Figure data in JSON
- - - -

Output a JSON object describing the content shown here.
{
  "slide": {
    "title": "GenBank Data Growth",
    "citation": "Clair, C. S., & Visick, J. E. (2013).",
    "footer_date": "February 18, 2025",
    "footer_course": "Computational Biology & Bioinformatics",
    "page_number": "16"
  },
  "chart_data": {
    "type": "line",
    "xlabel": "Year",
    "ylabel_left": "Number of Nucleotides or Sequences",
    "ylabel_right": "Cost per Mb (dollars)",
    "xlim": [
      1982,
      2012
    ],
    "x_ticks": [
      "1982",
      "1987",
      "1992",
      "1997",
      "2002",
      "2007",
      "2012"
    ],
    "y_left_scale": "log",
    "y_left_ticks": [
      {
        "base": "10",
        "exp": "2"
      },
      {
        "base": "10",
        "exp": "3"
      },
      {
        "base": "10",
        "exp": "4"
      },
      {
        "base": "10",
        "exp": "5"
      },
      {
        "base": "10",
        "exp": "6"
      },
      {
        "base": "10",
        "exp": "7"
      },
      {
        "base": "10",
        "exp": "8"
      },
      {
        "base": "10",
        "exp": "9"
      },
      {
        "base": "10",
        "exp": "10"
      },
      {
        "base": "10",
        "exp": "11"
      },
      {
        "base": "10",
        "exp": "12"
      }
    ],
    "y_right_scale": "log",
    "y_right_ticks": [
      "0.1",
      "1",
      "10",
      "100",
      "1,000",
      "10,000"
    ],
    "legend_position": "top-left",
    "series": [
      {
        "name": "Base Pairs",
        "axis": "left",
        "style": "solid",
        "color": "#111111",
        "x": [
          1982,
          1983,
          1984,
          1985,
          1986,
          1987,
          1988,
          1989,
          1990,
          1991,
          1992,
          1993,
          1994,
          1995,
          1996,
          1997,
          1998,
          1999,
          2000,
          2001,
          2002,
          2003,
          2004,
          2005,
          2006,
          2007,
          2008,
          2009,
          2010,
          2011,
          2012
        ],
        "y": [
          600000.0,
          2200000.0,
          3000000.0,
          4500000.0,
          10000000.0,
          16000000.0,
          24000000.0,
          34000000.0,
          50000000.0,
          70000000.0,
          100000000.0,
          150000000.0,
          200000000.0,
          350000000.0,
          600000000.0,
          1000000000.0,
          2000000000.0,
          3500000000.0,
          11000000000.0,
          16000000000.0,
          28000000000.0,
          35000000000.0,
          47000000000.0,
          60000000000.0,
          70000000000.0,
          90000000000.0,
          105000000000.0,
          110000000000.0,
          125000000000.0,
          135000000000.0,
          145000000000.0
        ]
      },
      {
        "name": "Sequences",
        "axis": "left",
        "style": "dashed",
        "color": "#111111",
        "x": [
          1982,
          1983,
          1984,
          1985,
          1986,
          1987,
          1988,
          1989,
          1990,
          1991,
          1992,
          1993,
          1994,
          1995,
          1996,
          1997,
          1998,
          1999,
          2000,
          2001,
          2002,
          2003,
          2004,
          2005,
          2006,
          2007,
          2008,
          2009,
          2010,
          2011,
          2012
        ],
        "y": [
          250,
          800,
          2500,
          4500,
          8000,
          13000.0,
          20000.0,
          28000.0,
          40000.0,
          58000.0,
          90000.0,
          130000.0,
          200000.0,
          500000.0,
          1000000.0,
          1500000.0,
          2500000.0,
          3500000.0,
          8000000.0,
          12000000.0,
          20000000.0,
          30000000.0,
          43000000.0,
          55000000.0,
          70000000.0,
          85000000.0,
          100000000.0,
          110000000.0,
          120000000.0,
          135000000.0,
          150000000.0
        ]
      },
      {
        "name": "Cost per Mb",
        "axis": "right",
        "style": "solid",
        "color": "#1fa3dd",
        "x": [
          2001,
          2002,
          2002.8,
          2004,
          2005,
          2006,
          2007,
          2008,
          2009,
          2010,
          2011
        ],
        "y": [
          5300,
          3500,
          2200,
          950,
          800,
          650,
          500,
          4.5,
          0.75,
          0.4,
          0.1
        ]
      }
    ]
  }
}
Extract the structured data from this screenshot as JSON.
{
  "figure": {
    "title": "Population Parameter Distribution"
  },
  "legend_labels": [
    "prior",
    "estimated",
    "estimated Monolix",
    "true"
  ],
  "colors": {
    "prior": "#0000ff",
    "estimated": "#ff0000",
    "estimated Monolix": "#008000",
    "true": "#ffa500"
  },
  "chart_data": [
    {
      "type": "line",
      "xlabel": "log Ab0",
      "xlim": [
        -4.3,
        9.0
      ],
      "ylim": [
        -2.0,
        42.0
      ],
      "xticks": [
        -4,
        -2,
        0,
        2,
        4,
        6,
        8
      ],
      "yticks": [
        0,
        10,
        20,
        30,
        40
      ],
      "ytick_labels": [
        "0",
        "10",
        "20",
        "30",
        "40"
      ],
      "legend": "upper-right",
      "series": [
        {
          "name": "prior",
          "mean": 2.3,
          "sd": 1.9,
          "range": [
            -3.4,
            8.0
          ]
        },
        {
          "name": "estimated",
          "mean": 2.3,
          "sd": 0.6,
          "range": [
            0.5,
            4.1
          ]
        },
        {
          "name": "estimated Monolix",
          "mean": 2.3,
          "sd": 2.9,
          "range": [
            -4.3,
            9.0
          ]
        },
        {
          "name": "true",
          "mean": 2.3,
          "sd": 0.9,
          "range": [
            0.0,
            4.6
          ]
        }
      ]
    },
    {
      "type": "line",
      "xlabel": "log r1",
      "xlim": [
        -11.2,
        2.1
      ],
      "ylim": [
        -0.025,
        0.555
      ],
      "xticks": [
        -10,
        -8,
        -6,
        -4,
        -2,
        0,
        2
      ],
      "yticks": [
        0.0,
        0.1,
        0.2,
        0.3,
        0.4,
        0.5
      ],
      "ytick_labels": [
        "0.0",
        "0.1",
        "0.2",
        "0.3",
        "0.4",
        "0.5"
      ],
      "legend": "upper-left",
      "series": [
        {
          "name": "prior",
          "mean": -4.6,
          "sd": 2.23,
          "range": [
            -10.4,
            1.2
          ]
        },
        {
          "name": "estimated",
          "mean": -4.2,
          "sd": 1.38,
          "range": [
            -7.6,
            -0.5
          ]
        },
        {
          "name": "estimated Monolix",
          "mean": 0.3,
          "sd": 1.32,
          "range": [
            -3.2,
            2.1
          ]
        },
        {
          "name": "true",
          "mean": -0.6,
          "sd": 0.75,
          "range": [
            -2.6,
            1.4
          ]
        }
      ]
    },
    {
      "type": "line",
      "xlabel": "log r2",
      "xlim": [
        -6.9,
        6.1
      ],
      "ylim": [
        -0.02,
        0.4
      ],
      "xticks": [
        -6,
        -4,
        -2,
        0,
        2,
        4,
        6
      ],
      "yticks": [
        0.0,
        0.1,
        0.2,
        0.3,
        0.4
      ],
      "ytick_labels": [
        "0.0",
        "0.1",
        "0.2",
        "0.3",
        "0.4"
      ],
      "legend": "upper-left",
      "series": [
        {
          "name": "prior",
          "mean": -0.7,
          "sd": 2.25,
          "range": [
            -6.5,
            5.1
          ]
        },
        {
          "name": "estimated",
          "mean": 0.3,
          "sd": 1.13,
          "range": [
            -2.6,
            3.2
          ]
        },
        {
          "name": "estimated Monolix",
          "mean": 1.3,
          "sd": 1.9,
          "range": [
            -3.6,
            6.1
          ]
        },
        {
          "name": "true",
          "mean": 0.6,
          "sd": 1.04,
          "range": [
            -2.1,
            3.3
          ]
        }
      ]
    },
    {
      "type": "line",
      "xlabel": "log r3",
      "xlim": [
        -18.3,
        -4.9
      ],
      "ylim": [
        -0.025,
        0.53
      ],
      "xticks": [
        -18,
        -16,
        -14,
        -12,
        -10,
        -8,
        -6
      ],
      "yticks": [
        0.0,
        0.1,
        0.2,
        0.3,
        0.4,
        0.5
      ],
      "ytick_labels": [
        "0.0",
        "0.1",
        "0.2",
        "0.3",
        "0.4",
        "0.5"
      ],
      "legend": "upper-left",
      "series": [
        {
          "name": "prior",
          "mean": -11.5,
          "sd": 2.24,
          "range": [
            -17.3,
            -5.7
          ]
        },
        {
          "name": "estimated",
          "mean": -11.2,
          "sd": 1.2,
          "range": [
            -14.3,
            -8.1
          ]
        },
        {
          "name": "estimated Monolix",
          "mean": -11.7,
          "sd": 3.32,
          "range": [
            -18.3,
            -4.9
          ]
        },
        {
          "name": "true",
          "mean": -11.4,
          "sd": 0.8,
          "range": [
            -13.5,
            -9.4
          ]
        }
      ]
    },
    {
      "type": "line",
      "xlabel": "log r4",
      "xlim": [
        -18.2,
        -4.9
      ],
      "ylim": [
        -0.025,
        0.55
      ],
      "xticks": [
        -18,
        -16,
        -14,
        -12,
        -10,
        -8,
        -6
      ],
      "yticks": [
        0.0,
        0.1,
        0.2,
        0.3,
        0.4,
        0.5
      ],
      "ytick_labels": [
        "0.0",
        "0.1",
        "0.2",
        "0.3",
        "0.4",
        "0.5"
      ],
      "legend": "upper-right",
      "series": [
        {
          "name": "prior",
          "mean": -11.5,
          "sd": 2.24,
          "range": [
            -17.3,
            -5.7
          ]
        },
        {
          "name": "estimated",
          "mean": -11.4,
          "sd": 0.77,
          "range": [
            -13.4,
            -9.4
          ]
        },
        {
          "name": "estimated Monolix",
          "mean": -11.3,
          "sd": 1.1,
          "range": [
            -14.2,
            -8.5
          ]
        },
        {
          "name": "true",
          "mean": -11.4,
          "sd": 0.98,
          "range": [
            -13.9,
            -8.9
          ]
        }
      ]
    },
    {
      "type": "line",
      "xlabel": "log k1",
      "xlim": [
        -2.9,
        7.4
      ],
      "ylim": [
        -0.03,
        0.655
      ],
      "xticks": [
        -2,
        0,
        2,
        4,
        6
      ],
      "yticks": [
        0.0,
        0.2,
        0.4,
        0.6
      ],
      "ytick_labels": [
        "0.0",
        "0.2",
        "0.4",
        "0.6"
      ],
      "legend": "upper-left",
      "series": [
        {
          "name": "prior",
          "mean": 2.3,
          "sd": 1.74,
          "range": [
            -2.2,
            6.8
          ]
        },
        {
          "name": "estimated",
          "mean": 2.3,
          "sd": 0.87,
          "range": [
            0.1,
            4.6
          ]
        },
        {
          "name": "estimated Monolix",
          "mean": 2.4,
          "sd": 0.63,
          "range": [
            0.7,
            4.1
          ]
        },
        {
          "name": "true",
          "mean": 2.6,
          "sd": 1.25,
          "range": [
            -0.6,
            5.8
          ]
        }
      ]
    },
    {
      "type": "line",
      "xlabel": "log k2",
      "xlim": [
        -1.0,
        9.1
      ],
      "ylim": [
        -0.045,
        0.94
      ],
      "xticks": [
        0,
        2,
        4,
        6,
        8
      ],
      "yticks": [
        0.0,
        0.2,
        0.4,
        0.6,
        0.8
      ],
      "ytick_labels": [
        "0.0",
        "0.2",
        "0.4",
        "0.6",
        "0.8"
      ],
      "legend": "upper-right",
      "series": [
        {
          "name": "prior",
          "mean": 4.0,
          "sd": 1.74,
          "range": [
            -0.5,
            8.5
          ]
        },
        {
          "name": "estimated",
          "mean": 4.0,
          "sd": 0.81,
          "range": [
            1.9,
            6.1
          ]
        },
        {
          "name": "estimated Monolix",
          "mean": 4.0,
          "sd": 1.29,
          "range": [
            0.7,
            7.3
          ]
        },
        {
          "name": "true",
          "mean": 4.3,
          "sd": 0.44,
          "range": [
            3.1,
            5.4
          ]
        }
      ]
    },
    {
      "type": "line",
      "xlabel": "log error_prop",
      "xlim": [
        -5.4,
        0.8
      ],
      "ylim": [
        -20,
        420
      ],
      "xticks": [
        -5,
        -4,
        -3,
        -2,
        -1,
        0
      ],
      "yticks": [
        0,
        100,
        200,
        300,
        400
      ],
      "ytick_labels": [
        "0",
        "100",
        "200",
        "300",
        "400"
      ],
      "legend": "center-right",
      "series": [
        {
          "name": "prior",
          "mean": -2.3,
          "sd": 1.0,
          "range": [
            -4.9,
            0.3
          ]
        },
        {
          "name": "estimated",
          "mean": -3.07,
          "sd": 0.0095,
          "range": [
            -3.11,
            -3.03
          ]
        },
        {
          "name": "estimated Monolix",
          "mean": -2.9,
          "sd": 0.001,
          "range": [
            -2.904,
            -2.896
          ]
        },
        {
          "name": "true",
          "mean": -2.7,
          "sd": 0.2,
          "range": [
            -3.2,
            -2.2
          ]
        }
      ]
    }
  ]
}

- - - -

WHAT IS ASKED: Scan the material above and determine how many lines include the word "Cost"; report only the number.

WRITTEN ANSWER: 2